_Problem details:_ Where the string "يستخدم" occurs in the material below, report the whole line.
* Start *
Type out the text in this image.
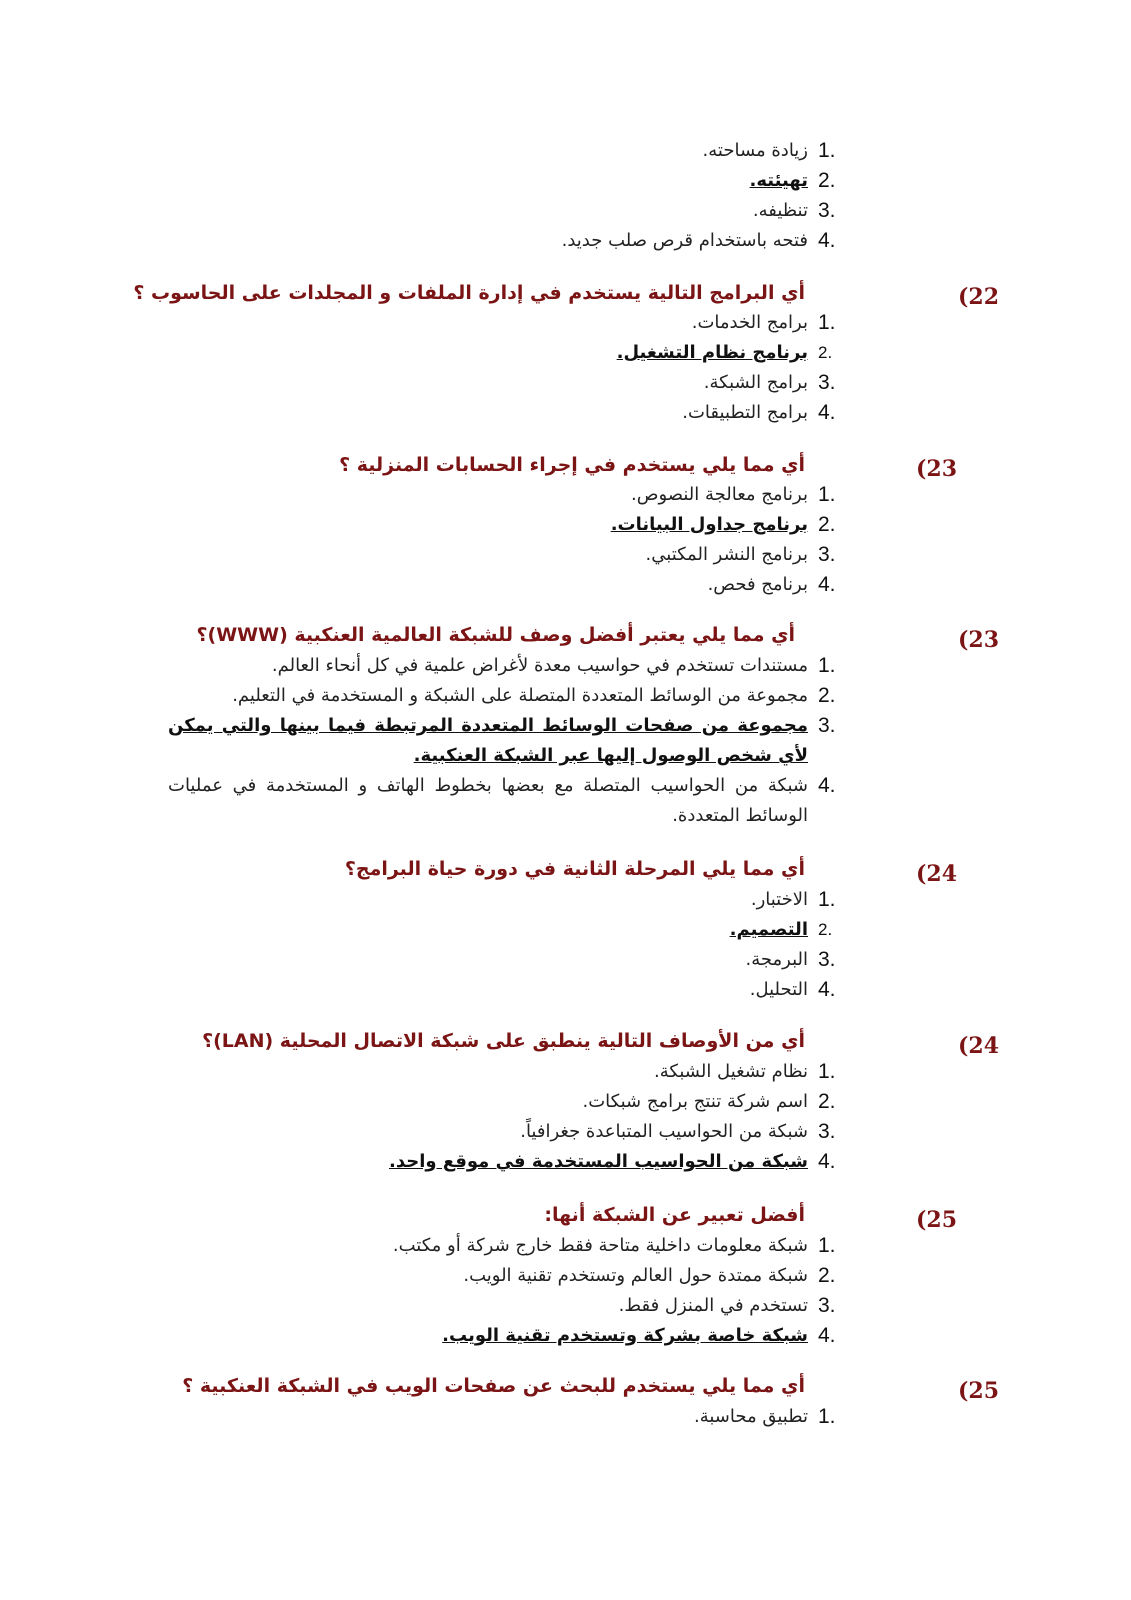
1.
زيادة مساحته.
2.
تهيئته.
3.
تنظيفه.
4.
فتحه باستخدام قرص صلب جديد.
(22
أي البرامج التالية يستخدم في إدارة الملفات و المجلدات على الحاسوب ؟
1.
برامج الخدمات.
2.
برنامج نظام التشغيل.
3.
برامج الشبكة.
4.
برامج التطبيقات.
(23
أي مما يلي يستخدم في إجراء الحسابات المنزلية ؟
1.
برنامج معالجة النصوص.
2.
برنامج جداول البيانات.
3.
برنامج النشر المكتبي.
4.
برنامج فحص.
(23
أي مما يلي يعتبر أفضل وصف للشبكة العالمية العنكبية (WWW)؟
1.
مستندات تستخدم في حواسيب معدة لأغراض علمية في كل أنحاء العالم.
2.
مجموعة من الوسائط المتعددة المتصلة على الشبكة و المستخدمة في التعليم.
3.
مجموعة من صفحات الوسائط المتعددة المرتبطة فيما بينها والتي يمكن لأي شخص الوصول إليها عبر الشبكة العنكبية.
4.
شبكة من الحواسيب المتصلة مع بعضها بخطوط الهاتف و المستخدمة في عمليات الوسائط المتعددة.
(24
أي مما يلي المرحلة الثانية في دورة حياة البرامج؟
1.
الاختبار.
2.
التصميم.
3.
البرمجة.
4.
التحليل.
(24
أي من الأوصاف التالية ينطبق على شبكة الاتصال المحلية (LAN)؟
1.
نظام تشغيل الشبكة.
2.
اسم شركة تنتج برامج شبكات.
3.
شبكة من الحواسيب المتباعدة جغرافياً.
4.
شبكة من الحواسيب المستخدمة في موقع واحد.
(25
أفضل تعبير عن الشبكة أنها:
1.
شبكة معلومات داخلية متاحة فقط خارج شركة أو مكتب.
2.
شبكة ممتدة حول العالم وتستخدم تقنية الويب.
3.
تستخدم في المنزل فقط.
4.
شبكة خاصة بشركة وتستخدم تقنية الويب.
(25
أي مما يلي يستخدم للبحث عن صفحات الويب في الشبكة العنكبية ؟
1.
تطبيق محاسبة.
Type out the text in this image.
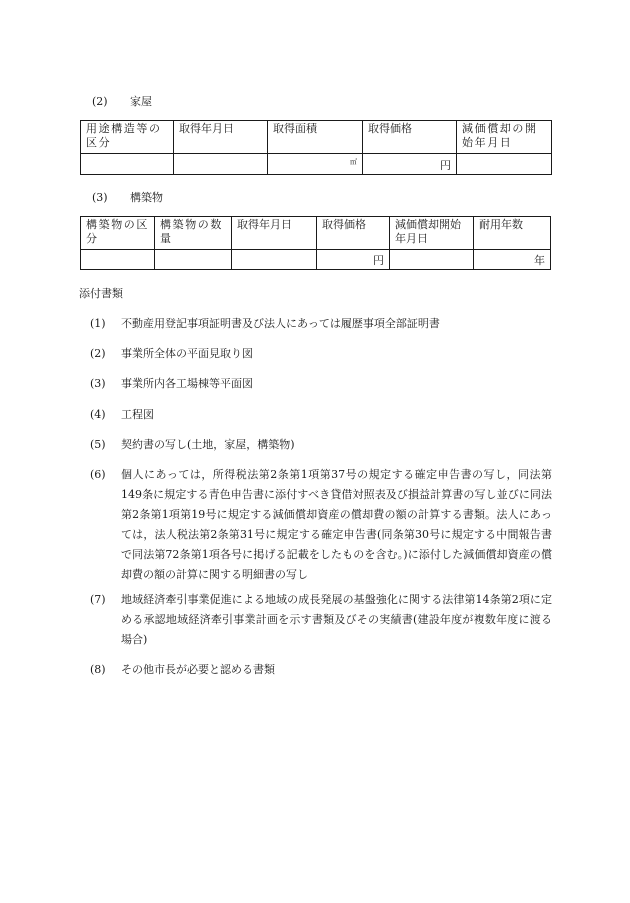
(2) 家屋
用途構造等の区分	取得年月日	取得面積	取得価格	減価償却の開始年月日
		㎡	円	
(3) 構築物
構築物の区分	構築物の数量	取得年月日	取得価格	減価償却開始年月日	耐用年数
			円		年
添付書類
(1) 不動産用登記事項証明書及び法人にあっては履歴事項全部証明書
(2) 事業所全体の平面見取り図
(3) 事業所内各工場棟等平面図
(4) 工程図
(5) 契約書の写し(土地，家屋，構築物)
(6) 個人にあっては，所得税法第2条第1項第37号の規定する確定申告書の写し，同法第149条に規定する青色申告書に添付すべき貸借対照表及び損益計算書の写し並びに同法第2条第1項第19号に規定する減価償却資産の償却費の額の計算する書類。法人にあっては，法人税法第2条第31号に規定する確定申告書(同条第30号に規定する中間報告書で同法第72条第1項各号に掲げる記載をしたものを含む。)に添付した減価償却資産の償却費の額の計算に関する明細書の写し
(7) 地域経済牽引事業促進による地域の成長発展の基盤強化に関する法律第14条第2項に定める承認地域経済牽引事業計画を示す書類及びその実績書(建設年度が複数年度に渡る場合)
(8) その他市長が必要と認める書類
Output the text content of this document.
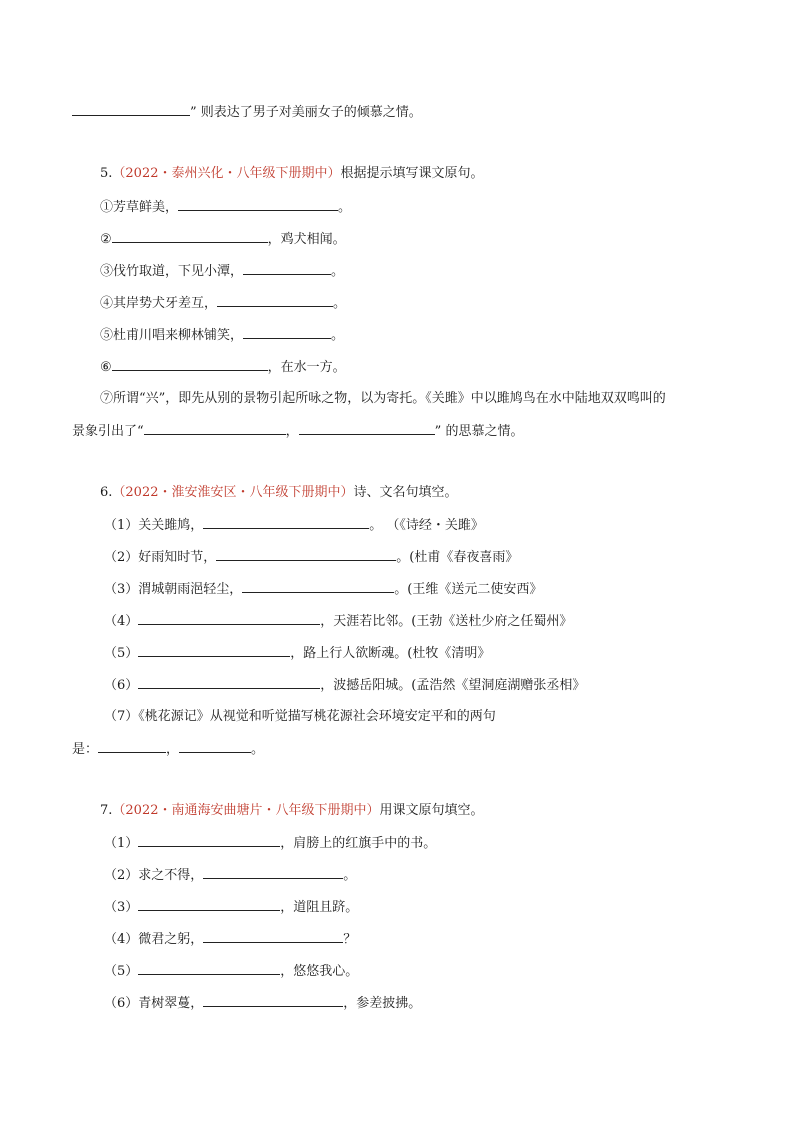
” 则表达了男子对美丽女子的倾慕之情。
5.（2022・泰州兴化・八年级下册期中）根据提示填写课文原句。
①芳草鲜美，	。
②	，鸡犬相闻。
③伐竹取道，下见小潭，	。
④其岸势犬牙差互，	。
⑤杜甫川唱来柳林铺笑，	。
⑥	，在水一方。
⑦所谓“兴”，即先从别的景物引起所咏之物，以为寄托。《关雎》中以雎鸠鸟在水中陆地双双鸣叫的
景象引出了“	，	” 的思慕之情。
6.（2022・淮安淮安区・八年级下册期中）诗、文名句填空。
（1）关关雎鸠，	。 （《诗经・关雎》
（2）好雨知时节，	。(杜甫《春夜喜雨》
（3）渭城朝雨浥轻尘，	。(王维《送元二使安西》
（4）	，天涯若比邻。(王勃《送杜少府之任蜀州》
（5）	，路上行人欲断魂。(杜牧《清明》
（6）	，波撼岳阳城。(孟浩然《望洞庭湖赠张丞相》
（7）《桃花源记》从视觉和听觉描写桃花源社会环境安定平和的两句
是：	，	。
7.（2022・南通海安曲塘片・八年级下册期中）用课文原句填空。
（1）	，肩膀上的红旗手中的书。
（2）求之不得，	。
（3）	，道阻且跻。
（4）微君之躬，	？
（5）	，悠悠我心。
（6）青树翠蔓，	，参差披拂。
* End *
_Finished task:_
أي البرامج التالية يستخدم في إدارة الملفات و المجلدات على الحاسوب ؟
أي مما يلي يستخدم في إجراء الحسابات المنزلية ؟
أي مما يلي يستخدم للبحث عن صفحات الويب في الشبكة العنكبية ؟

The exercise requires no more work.